Check every line below for the word "Profile" and copy each one that has it.
___ RAW DATA
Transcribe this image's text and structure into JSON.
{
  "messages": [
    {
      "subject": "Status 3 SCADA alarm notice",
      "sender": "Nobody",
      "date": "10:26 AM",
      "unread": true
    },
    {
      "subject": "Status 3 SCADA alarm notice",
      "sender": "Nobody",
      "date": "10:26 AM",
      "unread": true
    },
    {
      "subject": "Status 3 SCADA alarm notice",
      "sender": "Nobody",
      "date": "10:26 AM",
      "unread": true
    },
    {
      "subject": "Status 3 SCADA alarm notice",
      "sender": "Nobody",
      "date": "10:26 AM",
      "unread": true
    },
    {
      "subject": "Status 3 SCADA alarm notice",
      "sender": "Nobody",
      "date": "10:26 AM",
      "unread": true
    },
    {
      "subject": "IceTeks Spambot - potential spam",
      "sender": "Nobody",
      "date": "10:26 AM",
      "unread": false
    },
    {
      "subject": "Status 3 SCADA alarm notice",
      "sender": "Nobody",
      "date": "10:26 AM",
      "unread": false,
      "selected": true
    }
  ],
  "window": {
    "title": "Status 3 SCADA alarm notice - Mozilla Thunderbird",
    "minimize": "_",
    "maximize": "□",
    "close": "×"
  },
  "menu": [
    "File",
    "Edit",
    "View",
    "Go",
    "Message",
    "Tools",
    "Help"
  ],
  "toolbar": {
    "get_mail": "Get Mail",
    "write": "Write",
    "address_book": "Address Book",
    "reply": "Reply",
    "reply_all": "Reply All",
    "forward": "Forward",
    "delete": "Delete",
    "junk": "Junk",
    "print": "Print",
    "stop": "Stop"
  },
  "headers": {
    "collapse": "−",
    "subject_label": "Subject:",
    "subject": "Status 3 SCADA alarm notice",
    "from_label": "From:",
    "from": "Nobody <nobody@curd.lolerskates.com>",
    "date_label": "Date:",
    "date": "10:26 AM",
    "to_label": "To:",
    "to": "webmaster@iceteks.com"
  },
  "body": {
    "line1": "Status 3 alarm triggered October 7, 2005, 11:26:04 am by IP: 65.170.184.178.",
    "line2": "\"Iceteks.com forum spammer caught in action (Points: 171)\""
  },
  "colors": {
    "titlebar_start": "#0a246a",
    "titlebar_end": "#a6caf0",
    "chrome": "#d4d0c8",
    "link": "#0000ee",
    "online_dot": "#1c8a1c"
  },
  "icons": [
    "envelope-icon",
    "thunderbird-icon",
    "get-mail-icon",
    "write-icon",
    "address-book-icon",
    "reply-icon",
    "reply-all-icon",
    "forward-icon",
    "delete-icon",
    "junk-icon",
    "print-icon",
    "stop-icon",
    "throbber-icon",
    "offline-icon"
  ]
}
______
___ RAW DATA
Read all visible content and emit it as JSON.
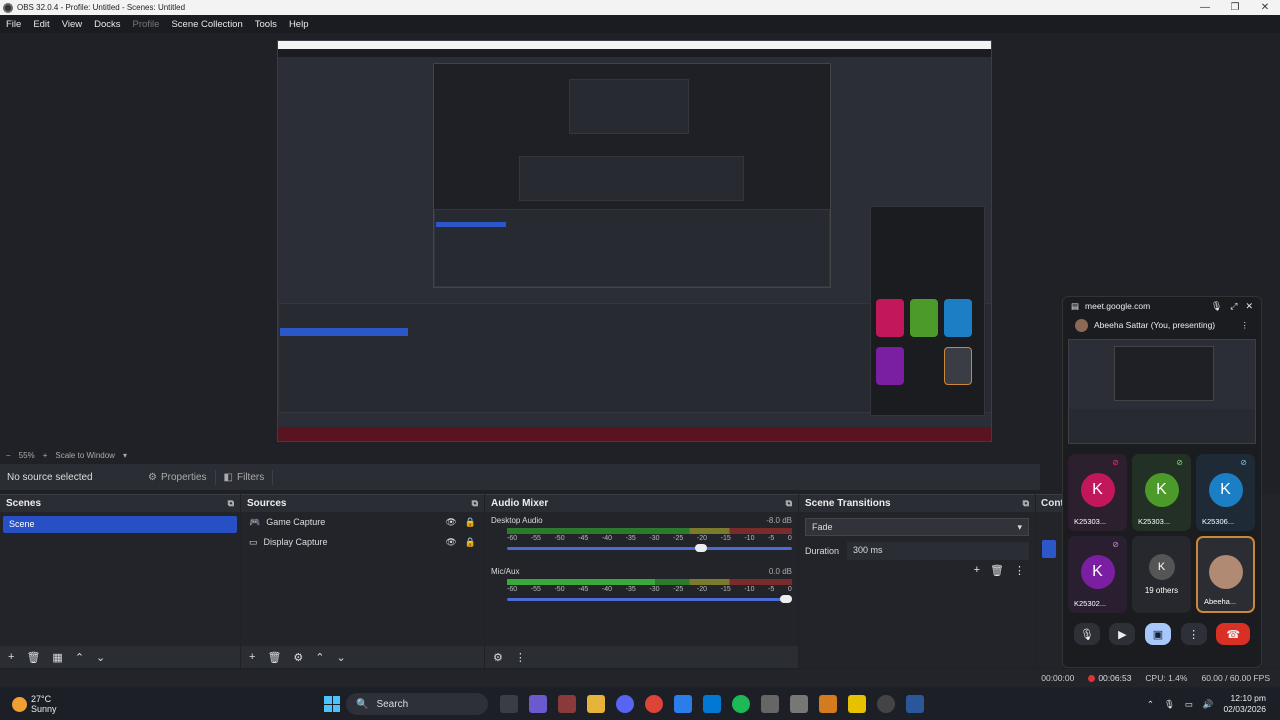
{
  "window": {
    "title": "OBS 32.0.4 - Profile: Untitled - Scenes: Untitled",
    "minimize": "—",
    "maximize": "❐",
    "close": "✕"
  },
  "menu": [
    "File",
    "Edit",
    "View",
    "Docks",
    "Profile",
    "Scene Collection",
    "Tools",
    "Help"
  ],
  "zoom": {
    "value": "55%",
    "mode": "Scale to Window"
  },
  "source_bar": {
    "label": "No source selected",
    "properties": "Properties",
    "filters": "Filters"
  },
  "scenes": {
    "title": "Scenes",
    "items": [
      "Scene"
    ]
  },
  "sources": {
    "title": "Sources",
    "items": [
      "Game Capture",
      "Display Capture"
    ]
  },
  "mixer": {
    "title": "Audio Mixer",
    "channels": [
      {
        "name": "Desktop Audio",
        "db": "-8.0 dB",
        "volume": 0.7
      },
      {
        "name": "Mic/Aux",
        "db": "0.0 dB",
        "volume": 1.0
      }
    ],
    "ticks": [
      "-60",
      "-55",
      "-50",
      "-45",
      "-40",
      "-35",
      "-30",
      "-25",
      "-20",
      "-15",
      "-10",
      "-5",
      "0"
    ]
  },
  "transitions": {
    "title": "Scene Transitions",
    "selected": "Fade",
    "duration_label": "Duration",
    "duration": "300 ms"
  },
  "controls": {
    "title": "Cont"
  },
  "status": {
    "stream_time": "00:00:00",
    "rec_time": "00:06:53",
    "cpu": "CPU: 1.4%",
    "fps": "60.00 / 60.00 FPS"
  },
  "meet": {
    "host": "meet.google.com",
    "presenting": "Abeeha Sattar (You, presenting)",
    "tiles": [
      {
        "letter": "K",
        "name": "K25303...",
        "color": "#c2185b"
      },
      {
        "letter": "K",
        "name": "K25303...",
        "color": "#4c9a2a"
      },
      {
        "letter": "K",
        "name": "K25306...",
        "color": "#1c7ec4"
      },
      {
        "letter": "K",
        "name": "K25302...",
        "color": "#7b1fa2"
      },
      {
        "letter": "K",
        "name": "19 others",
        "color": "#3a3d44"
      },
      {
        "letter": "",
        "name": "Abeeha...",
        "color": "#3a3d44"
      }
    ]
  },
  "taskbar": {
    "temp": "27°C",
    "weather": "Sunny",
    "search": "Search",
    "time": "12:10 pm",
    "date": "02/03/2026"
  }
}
______
___ RAW DATA
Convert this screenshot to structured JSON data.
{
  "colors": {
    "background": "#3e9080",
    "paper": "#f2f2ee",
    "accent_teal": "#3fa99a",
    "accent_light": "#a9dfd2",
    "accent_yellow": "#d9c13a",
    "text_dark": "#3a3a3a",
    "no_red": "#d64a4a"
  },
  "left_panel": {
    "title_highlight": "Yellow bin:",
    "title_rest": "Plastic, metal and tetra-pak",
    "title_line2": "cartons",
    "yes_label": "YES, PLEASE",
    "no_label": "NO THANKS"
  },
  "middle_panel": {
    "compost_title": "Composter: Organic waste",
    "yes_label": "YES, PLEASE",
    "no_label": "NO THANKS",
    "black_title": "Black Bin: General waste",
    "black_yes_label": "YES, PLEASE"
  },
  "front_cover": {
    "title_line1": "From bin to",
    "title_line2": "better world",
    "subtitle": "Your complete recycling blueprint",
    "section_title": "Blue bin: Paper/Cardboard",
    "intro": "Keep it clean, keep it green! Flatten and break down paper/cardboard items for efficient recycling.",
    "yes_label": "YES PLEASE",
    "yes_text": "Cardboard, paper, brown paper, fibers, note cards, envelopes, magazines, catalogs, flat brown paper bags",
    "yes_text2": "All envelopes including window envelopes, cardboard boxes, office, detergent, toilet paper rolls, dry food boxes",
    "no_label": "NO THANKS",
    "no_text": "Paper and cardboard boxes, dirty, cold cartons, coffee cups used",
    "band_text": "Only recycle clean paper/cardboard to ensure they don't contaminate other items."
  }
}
______
## COMPLETE RESPONSE
    "title": "OBS 32.0.4 - Profile: Untitled - Scenes: Untitled",
    "Profile",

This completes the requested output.